| Given information |
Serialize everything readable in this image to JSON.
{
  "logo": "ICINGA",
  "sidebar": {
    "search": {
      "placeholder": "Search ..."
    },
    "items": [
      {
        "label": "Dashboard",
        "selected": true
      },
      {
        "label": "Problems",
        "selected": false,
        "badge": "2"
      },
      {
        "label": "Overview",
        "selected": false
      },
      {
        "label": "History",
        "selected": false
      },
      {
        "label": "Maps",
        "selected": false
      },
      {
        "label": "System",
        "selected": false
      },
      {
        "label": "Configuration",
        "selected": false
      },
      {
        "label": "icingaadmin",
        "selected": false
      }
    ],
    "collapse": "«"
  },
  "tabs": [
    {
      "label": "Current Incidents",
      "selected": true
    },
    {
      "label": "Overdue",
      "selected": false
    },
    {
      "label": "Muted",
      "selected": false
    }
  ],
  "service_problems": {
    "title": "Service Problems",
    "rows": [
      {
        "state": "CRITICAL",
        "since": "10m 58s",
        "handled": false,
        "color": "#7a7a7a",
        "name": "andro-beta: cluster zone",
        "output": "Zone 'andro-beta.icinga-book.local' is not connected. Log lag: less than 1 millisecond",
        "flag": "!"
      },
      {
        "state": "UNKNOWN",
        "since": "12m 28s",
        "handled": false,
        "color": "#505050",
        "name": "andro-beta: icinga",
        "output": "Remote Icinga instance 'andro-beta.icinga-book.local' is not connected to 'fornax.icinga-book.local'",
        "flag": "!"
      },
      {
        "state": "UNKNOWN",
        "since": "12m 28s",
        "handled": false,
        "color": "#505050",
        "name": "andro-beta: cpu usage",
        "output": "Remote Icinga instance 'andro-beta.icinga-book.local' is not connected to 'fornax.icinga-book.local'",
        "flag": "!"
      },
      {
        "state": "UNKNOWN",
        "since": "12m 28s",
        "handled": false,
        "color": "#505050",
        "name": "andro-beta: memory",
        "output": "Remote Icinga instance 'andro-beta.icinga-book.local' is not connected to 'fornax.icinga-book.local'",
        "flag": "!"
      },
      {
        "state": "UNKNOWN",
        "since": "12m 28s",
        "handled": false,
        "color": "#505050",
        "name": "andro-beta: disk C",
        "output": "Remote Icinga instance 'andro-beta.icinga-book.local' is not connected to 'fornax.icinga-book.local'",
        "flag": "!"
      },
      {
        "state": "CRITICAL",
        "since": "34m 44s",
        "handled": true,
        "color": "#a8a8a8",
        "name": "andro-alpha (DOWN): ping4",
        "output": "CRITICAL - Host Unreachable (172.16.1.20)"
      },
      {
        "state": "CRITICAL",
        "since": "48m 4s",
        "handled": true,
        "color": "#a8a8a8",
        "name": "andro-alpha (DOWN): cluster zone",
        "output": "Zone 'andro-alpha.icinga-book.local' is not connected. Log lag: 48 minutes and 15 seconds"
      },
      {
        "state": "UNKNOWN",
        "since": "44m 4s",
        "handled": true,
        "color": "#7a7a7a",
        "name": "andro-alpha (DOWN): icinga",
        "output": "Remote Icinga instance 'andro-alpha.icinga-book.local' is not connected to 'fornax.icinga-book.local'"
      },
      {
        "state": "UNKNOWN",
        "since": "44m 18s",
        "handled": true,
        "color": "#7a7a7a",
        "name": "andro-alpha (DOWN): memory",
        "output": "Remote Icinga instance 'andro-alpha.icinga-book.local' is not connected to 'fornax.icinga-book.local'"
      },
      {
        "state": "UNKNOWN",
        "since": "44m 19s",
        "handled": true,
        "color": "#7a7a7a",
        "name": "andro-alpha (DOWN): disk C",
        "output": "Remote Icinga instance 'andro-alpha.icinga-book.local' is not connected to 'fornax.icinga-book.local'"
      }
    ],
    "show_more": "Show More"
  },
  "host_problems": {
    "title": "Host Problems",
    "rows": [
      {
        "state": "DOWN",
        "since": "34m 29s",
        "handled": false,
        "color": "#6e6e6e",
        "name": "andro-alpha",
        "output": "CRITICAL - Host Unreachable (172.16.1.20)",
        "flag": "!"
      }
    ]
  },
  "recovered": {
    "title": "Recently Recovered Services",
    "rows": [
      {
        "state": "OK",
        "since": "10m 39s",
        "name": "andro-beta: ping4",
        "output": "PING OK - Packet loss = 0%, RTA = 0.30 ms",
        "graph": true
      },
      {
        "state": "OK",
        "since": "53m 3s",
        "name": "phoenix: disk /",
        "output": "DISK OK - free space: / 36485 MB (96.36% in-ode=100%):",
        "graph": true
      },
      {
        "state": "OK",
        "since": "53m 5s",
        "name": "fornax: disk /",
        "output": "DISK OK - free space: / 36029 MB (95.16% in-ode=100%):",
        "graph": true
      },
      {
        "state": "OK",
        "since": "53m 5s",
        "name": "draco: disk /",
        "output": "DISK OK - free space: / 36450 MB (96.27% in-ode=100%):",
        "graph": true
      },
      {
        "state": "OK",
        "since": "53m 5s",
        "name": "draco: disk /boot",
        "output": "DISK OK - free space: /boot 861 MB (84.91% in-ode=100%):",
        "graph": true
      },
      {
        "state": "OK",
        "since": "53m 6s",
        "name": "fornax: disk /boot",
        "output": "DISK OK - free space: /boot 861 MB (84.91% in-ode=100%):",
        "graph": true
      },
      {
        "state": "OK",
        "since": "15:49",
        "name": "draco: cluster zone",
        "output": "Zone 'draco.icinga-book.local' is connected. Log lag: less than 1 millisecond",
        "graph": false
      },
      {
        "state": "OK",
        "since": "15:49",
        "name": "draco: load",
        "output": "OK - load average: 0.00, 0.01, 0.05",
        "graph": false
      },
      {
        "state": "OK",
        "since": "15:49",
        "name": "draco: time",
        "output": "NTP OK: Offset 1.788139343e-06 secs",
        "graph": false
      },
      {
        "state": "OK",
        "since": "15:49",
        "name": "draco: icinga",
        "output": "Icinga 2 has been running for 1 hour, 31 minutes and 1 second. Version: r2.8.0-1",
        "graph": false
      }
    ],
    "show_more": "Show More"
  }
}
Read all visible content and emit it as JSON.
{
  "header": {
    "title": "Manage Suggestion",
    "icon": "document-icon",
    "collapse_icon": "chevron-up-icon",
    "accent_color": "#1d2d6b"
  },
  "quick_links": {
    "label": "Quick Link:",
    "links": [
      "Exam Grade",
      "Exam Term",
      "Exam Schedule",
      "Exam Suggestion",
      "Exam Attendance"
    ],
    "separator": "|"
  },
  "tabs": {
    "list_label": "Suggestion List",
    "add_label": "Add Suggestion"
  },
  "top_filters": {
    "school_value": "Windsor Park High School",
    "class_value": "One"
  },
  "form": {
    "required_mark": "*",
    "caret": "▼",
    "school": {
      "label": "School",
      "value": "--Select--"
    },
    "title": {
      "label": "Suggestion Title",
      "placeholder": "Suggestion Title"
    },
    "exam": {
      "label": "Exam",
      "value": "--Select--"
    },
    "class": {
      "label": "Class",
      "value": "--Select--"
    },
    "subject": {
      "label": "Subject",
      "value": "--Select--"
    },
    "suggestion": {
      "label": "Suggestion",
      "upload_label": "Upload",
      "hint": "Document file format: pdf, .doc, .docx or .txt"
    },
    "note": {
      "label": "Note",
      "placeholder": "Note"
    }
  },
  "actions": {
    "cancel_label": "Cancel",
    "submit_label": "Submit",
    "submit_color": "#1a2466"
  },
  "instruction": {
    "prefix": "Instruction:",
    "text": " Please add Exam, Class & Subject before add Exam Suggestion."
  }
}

| Exercise requirements |
Repeat precisely the lines of the data starting at the one containing "Read all visible content and emit it as JSON.", last line included.

| Reply to the task |
Read all visible content and emit it as JSON.
{
  "header": {
    "title": "Manage Suggestion",
    "icon": "document-icon",
    "collapse_icon": "chevron-up-icon",
    "accent_color": "#1d2d6b"
  },
  "quick_links": {
    "label": "Quick Link:",
    "links": [
      "Exam Grade",
      "Exam Term",
      "Exam Schedule",
      "Exam Suggestion",
      "Exam Attendance"
    ],
    "separator": "|"
  },
  "tabs": {
    "list_label": "Suggestion List",
    "add_label": "Add Suggestion"
  },
  "top_filters": {
    "school_value": "Windsor Park High School",
    "class_value": "One"
  },
  "form": {
    "required_mark": "*",
    "caret": "▼",
    "school": {
      "label": "School",
      "value": "--Select--"
    },
    "title": {
      "label": "Suggestion Title",
      "placeholder": "Suggestion Title"
    },
    "exam": {
      "label": "Exam",
      "value": "--Select--"
    },
    "class": {
      "label": "Class",
      "value": "--Select--"
    },
    "subject": {
      "label": "Subject",
      "value": "--Select--"
    },
    "suggestion": {
      "label": "Suggestion",
      "upload_label": "Upload",
      "hint": "Document file format: pdf, .doc, .docx or .txt"
    },
    "note": {
      "label": "Note",
      "placeholder": "Note"
    }
  },
  "actions": {
    "cancel_label": "Cancel",
    "submit_label": "Submit",
    "submit_color": "#1a2466"
  },
  "instruction": {
    "prefix": "Instruction:",
    "text": " Please add Exam, Class & Subject before add Exam Suggestion."
  }
}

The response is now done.